Write out the listing below again, precisely as it is given.

---------- Data in this exercise

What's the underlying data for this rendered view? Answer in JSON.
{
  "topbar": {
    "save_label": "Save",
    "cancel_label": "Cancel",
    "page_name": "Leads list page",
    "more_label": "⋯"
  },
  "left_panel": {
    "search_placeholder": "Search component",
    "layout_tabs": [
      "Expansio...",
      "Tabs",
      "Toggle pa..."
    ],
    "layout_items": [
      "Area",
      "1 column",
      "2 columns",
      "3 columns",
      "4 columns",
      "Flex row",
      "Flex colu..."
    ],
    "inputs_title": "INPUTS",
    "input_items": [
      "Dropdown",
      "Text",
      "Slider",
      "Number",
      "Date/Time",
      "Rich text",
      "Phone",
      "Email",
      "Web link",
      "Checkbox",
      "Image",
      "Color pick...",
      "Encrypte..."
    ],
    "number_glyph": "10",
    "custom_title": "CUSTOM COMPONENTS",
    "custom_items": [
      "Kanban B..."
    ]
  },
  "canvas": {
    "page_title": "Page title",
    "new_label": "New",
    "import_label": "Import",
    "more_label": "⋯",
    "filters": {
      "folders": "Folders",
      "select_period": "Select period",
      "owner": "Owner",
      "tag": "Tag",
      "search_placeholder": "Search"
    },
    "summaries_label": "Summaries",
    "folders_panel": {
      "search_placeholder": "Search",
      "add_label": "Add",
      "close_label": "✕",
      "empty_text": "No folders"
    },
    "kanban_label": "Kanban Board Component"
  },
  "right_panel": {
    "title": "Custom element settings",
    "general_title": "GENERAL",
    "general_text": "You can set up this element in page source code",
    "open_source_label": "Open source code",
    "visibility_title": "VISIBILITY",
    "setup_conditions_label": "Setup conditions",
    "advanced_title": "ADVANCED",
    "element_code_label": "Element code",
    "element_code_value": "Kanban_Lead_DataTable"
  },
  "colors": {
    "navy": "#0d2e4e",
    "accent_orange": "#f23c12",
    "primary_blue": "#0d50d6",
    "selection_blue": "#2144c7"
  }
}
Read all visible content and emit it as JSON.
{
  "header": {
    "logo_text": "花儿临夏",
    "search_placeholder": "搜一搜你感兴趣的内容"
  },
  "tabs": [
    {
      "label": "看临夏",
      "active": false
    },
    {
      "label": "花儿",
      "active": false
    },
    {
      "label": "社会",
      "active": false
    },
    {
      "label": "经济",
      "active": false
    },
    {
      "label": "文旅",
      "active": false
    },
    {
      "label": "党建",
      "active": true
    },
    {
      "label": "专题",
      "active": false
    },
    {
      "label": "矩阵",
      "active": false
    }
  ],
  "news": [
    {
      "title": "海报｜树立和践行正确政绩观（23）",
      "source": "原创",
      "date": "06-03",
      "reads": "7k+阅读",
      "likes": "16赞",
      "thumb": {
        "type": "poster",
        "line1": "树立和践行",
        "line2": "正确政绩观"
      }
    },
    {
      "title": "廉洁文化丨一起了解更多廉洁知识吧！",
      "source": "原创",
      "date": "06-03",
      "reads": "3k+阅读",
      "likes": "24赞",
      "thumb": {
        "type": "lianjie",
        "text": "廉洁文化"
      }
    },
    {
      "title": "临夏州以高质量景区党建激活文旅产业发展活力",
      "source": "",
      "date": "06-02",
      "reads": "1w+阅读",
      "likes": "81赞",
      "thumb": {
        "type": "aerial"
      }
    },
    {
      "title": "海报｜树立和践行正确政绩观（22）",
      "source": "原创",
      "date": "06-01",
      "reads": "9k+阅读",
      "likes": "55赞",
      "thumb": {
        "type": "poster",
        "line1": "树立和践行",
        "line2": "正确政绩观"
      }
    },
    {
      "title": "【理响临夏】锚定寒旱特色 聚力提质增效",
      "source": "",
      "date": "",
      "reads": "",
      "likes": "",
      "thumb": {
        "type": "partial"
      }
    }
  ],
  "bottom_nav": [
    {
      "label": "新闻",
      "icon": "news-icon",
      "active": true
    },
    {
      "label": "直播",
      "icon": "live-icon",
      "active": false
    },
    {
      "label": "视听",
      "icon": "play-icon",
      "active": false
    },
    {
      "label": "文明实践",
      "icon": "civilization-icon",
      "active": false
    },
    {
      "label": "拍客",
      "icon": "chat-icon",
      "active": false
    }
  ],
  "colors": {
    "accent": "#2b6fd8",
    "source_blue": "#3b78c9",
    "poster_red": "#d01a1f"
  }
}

--------------------

_Solution to this exercise_
What's the underlying data for this rendered view? Answer in JSON.
{
  "topbar": {
    "save_label": "Save",
    "cancel_label": "Cancel",
    "page_name": "Leads list page",
    "more_label": "⋯"
  },
  "left_panel": {
    "search_placeholder": "Search component",
    "layout_tabs": [
      "Expansio...",
      "Tabs",
      "Toggle pa..."
    ],
    "layout_items": [
      "Area",
      "1 column",
      "2 columns",
      "3 columns",
      "4 columns",
      "Flex row",
      "Flex colu..."
    ],
    "inputs_title": "INPUTS",
    "input_items": [
      "Dropdown",
      "Text",
      "Slider",
      "Number",
      "Date/Time",
      "Rich text",
      "Phone",
      "Email",
      "Web link",
      "Checkbox",
      "Image",
      "Color pick...",
      "Encrypte..."
    ],
    "number_glyph": "10",
    "custom_title": "CUSTOM COMPONENTS",
    "custom_items": [
      "Kanban B..."
    ]
  },
  "canvas": {
    "page_title": "Page title",
    "new_label": "New",
    "import_label": "Import",
    "more_label": "⋯",
    "filters": {
      "folders": "Folders",
      "select_period": "Select period",
      "owner": "Owner",
      "tag": "Tag",
      "search_placeholder": "Search"
    },
    "summaries_label": "Summaries",
    "folders_panel": {
      "search_placeholder": "Search",
      "add_label": "Add",
      "close_label": "✕",
      "empty_text": "No folders"
    },
    "kanban_label": "Kanban Board Component"
  },
  "right_panel": {
    "title": "Custom element settings",
    "general_title": "GENERAL",
    "general_text": "You can set up this element in page source code",
    "open_source_label": "Open source code",
    "visibility_title": "VISIBILITY",
    "setup_conditions_label": "Setup conditions",
    "advanced_title": "ADVANCED",
    "element_code_label": "Element code",
    "element_code_value": "Kanban_Lead_DataTable"
  },
  "colors": {
    "navy": "#0d2e4e",
    "accent_orange": "#f23c12",
    "primary_blue": "#0d50d6",
    "selection_blue": "#2144c7"
  }
}
Read all visible content and emit it as JSON.
{
  "header": {
    "logo_text": "花儿临夏",
    "search_placeholder": "搜一搜你感兴趣的内容"
  },
  "tabs": [
    {
      "label": "看临夏",
      "active": false
    },
    {
      "label": "花儿",
      "active": false
    },
    {
      "label": "社会",
      "active": false
    },
    {
      "label": "经济",
      "active": false
    },
    {
      "label": "文旅",
      "active": false
    },
    {
      "label": "党建",
      "active": true
    },
    {
      "label": "专题",
      "active": false
    },
    {
      "label": "矩阵",
      "active": false
    }
  ],
  "news": [
    {
      "title": "海报｜树立和践行正确政绩观（23）",
      "source": "原创",
      "date": "06-03",
      "reads": "7k+阅读",
      "likes": "16赞",
      "thumb": {
        "type": "poster",
        "line1": "树立和践行",
        "line2": "正确政绩观"
      }
    },
    {
      "title": "廉洁文化丨一起了解更多廉洁知识吧！",
      "source": "原创",
      "date": "06-03",
      "reads": "3k+阅读",
      "likes": "24赞",
      "thumb": {
        "type": "lianjie",
        "text": "廉洁文化"
      }
    },
    {
      "title": "临夏州以高质量景区党建激活文旅产业发展活力",
      "source": "",
      "date": "06-02",
      "reads": "1w+阅读",
      "likes": "81赞",
      "thumb": {
        "type": "aerial"
      }
    },
    {
      "title": "海报｜树立和践行正确政绩观（22）",
      "source": "原创",
      "date": "06-01",
      "reads": "9k+阅读",
      "likes": "55赞",
      "thumb": {
        "type": "poster",
        "line1": "树立和践行",
        "line2": "正确政绩观"
      }
    },
    {
      "title": "【理响临夏】锚定寒旱特色 聚力提质增效",
      "source": "",
      "date": "",
      "reads": "",
      "likes": "",
      "thumb": {
        "type": "partial"
      }
    }
  ],
  "bottom_nav": [
    {
      "label": "新闻",
      "icon": "news-icon",
      "active": true
    },
    {
      "label": "直播",
      "icon": "live-icon",
      "active": false
    },
    {
      "label": "视听",
      "icon": "play-icon",
      "active": false
    },
    {
      "label": "文明实践",
      "icon": "civilization-icon",
      "active": false
    },
    {
      "label": "拍客",
      "icon": "chat-icon",
      "active": false
    }
  ],
  "colors": {
    "accent": "#2b6fd8",
    "source_blue": "#3b78c9",
    "poster_red": "#d01a1f"
  }
}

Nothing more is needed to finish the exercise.